◆ **MATERIAL FOR THIS EXERCISE**
***

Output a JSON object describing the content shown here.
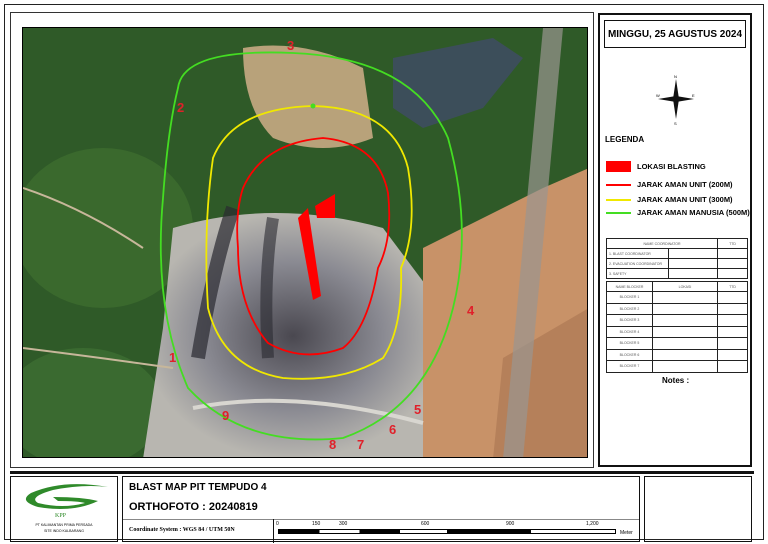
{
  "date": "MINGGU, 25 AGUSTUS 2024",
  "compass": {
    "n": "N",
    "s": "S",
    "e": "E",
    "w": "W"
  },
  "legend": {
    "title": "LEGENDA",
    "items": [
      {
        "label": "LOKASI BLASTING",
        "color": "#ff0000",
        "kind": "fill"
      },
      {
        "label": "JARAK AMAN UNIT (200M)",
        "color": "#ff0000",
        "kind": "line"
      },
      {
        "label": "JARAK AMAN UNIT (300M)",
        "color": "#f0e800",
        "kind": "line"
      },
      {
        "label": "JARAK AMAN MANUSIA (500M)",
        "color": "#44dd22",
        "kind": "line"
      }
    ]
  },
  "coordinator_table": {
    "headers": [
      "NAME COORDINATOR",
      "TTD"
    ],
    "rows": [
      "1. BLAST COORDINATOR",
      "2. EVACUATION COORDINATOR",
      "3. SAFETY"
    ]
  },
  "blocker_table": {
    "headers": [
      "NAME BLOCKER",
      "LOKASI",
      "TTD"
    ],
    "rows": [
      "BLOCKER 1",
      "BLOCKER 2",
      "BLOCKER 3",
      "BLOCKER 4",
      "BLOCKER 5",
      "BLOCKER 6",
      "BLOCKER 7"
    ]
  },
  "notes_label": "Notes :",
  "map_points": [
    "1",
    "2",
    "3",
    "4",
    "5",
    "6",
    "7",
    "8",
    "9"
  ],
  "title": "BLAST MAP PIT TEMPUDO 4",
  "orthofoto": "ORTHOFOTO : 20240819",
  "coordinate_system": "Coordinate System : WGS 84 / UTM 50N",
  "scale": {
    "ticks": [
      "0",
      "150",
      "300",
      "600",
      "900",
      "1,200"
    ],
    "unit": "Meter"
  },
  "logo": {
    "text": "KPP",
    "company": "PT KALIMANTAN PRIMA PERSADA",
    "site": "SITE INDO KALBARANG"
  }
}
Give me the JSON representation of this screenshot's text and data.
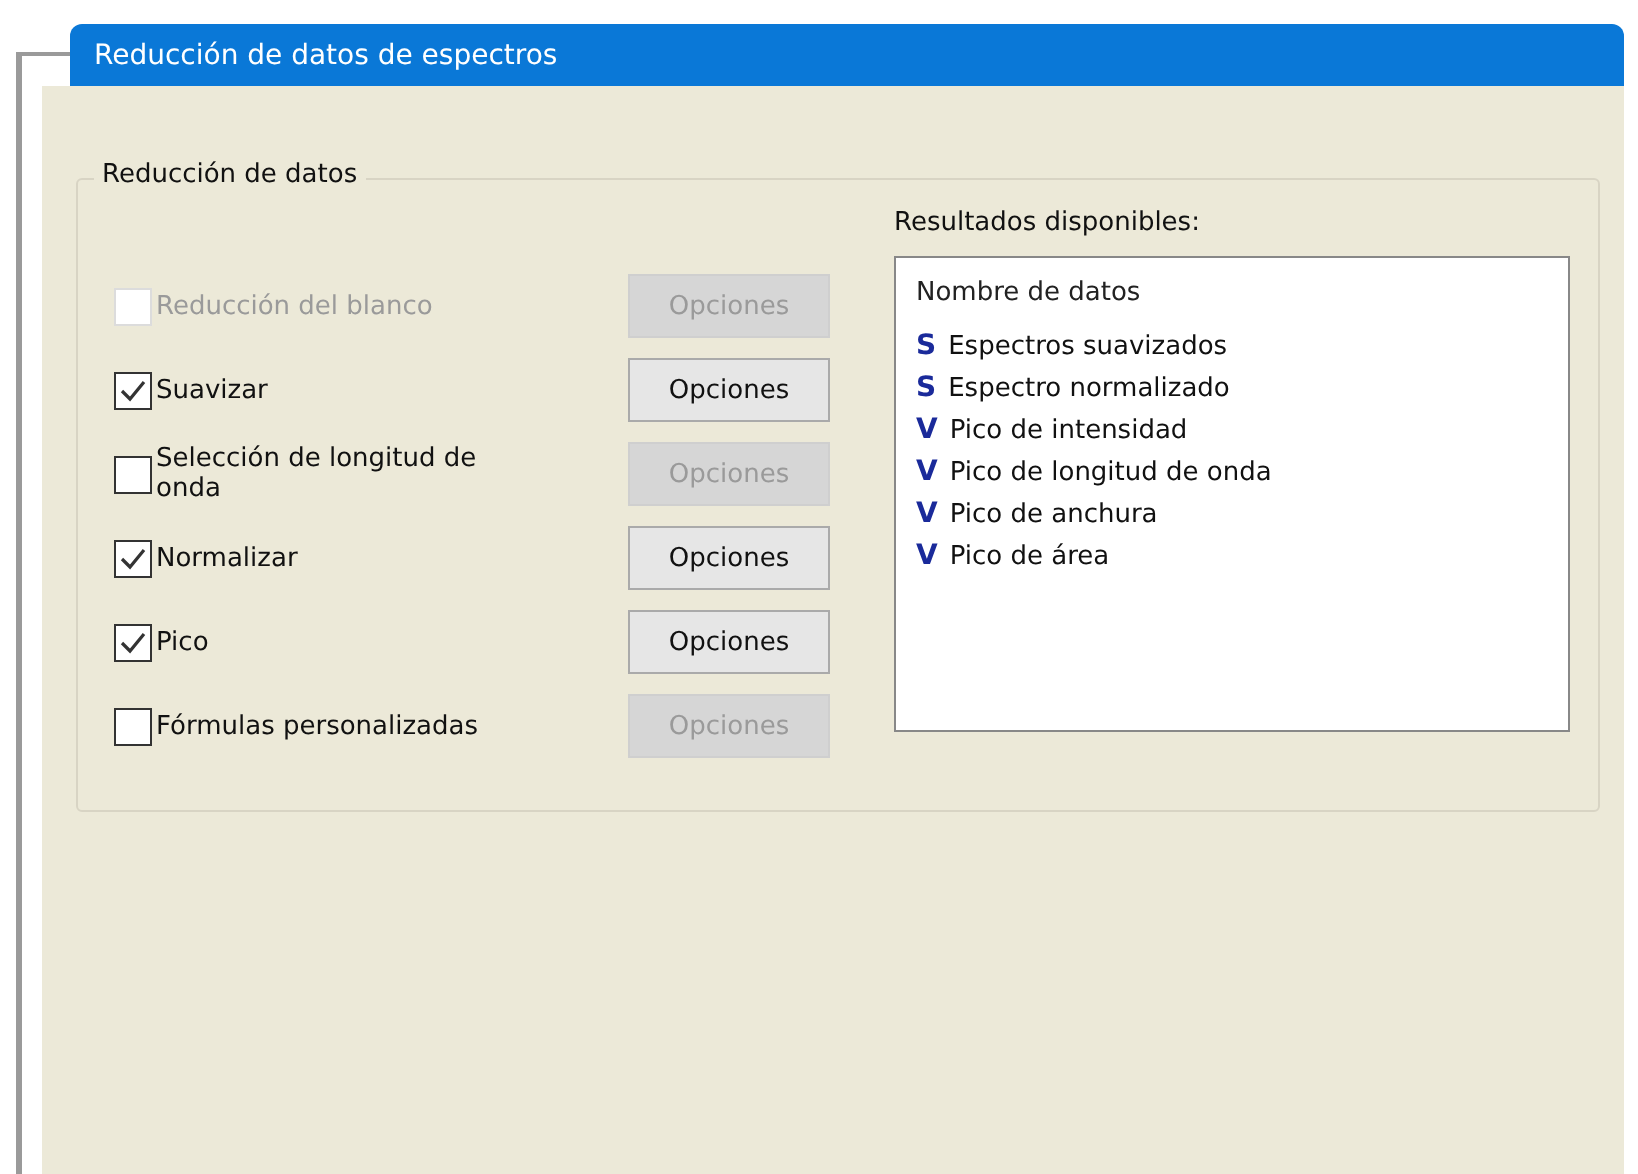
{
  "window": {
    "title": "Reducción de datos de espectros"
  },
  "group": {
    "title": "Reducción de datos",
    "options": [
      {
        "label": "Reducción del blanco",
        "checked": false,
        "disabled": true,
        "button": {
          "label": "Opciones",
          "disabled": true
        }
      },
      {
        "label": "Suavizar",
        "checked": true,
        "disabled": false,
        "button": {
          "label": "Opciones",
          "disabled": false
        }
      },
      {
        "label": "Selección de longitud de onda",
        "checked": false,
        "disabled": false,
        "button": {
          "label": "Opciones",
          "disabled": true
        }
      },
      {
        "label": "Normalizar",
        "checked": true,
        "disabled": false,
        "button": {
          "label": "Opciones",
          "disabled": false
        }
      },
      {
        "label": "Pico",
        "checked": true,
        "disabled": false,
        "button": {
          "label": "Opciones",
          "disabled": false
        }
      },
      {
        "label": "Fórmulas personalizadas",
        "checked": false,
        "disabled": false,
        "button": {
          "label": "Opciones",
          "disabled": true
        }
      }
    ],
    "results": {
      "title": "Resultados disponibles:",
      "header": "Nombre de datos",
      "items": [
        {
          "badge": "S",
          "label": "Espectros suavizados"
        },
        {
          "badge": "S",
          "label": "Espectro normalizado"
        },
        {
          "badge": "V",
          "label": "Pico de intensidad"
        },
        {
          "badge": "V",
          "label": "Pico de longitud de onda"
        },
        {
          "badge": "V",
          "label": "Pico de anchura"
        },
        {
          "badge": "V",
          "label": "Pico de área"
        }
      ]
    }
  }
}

***

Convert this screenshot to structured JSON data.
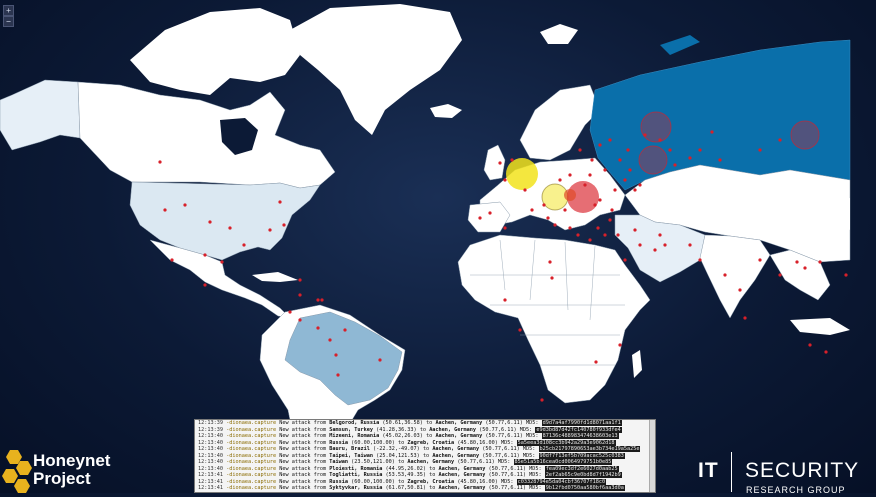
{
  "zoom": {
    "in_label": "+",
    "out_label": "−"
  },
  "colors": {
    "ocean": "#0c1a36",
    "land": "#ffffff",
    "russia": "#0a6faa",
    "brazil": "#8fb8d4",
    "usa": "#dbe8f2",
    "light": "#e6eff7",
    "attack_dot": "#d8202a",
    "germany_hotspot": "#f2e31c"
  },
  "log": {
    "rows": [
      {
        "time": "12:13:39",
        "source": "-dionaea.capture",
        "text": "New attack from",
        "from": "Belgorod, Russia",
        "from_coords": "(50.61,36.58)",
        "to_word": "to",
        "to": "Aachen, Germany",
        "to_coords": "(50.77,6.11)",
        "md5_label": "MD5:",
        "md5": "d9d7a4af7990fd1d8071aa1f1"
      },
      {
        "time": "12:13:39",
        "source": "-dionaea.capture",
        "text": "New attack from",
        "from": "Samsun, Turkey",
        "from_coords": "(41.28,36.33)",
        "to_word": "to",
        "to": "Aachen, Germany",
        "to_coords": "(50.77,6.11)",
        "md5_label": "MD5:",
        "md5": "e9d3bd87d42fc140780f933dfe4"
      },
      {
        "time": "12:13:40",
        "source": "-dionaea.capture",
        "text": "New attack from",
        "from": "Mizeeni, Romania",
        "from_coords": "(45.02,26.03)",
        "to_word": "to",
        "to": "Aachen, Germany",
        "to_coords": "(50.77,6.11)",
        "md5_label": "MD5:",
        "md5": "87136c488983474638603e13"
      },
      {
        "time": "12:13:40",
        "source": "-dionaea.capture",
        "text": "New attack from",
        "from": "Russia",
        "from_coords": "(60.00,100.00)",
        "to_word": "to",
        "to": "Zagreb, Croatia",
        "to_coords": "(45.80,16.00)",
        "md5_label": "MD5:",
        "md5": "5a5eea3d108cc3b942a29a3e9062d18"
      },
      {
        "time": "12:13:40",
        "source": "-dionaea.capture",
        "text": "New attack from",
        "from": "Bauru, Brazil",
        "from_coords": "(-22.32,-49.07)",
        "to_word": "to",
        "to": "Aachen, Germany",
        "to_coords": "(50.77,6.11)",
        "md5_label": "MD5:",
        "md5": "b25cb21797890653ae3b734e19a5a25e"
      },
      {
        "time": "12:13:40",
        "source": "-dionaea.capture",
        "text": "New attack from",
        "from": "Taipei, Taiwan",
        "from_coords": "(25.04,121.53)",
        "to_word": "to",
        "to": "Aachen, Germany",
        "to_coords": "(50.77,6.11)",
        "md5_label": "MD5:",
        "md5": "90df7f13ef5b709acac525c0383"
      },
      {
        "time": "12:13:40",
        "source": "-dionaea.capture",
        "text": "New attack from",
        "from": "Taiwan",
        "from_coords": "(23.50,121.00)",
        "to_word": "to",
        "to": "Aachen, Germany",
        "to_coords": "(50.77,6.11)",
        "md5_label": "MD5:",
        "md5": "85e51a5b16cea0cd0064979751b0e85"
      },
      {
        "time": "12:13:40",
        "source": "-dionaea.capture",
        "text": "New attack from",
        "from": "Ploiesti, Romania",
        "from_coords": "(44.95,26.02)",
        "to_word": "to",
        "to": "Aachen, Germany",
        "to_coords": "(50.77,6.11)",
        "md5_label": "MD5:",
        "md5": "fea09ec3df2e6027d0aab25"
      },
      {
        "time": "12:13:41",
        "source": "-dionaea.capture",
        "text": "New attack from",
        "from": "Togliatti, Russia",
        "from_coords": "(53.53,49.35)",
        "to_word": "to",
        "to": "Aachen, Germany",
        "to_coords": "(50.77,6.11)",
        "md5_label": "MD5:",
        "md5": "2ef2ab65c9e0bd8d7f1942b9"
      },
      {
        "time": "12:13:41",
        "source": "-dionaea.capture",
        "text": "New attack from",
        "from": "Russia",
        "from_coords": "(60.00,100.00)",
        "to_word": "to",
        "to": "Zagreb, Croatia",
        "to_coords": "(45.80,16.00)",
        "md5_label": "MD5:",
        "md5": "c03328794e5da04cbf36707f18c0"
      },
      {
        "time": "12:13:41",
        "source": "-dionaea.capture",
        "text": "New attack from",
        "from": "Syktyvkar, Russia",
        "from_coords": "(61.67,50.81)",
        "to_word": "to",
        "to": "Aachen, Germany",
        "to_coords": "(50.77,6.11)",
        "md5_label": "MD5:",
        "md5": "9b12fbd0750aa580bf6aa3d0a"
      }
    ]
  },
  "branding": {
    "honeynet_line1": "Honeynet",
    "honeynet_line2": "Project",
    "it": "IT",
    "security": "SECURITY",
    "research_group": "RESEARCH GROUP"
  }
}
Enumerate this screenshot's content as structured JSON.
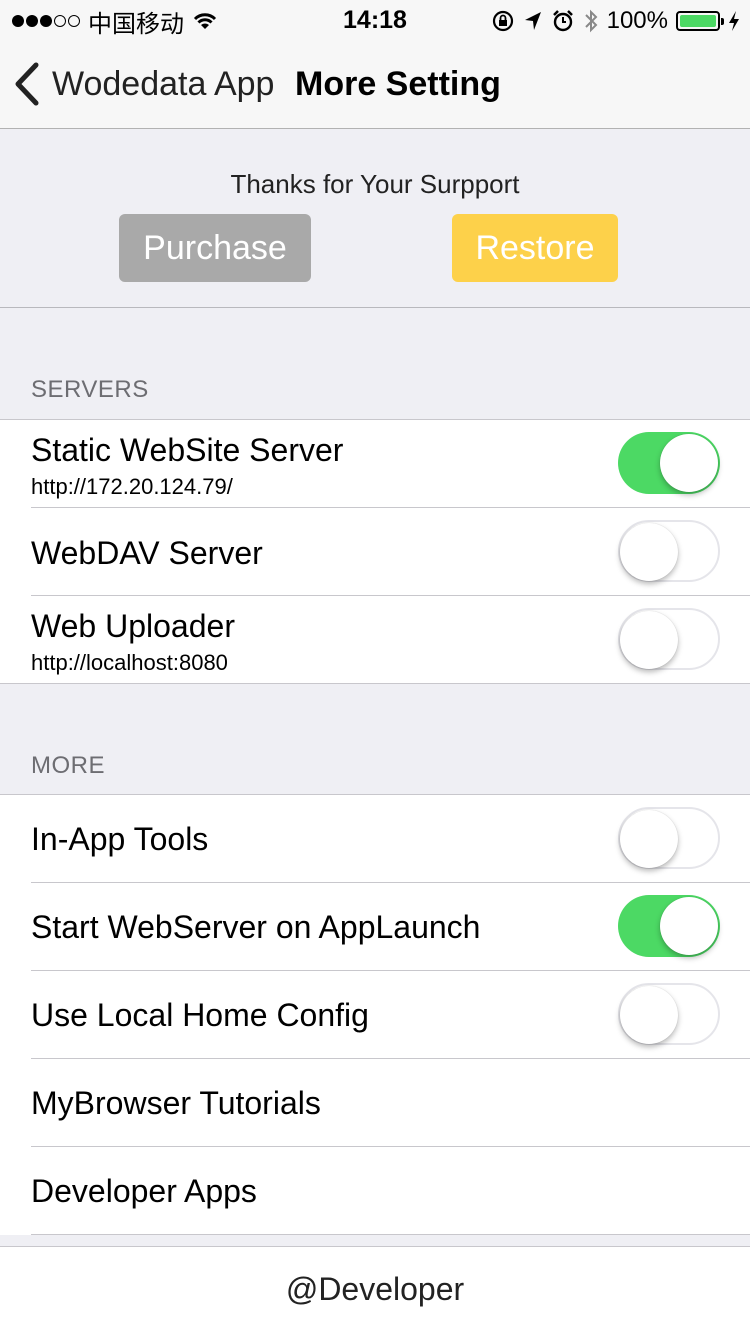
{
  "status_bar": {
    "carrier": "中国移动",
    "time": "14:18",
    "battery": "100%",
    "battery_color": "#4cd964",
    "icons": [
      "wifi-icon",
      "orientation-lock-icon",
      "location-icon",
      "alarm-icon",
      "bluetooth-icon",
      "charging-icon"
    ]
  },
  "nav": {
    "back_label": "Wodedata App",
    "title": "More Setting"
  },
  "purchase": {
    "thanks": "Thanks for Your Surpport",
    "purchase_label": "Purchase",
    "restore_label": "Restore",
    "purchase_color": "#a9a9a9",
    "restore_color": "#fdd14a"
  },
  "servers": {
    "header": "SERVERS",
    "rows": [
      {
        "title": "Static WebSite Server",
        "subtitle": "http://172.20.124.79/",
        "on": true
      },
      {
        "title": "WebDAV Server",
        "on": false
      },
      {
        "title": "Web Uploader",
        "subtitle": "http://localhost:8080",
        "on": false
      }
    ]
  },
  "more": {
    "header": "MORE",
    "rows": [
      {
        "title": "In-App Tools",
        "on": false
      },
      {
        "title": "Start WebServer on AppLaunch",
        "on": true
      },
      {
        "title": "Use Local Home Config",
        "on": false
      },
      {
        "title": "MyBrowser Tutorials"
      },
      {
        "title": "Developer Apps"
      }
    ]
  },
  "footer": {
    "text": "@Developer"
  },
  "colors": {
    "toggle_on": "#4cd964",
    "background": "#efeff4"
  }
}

***

Filter the data for the string "datos" and copy every line that has it.

◆ **OUTPUT FOR THIS EXERCISE**
    "title": "Reducción de datos de espectros"
    "title": "Reducción de datos",
      "header": "Nombre de datos",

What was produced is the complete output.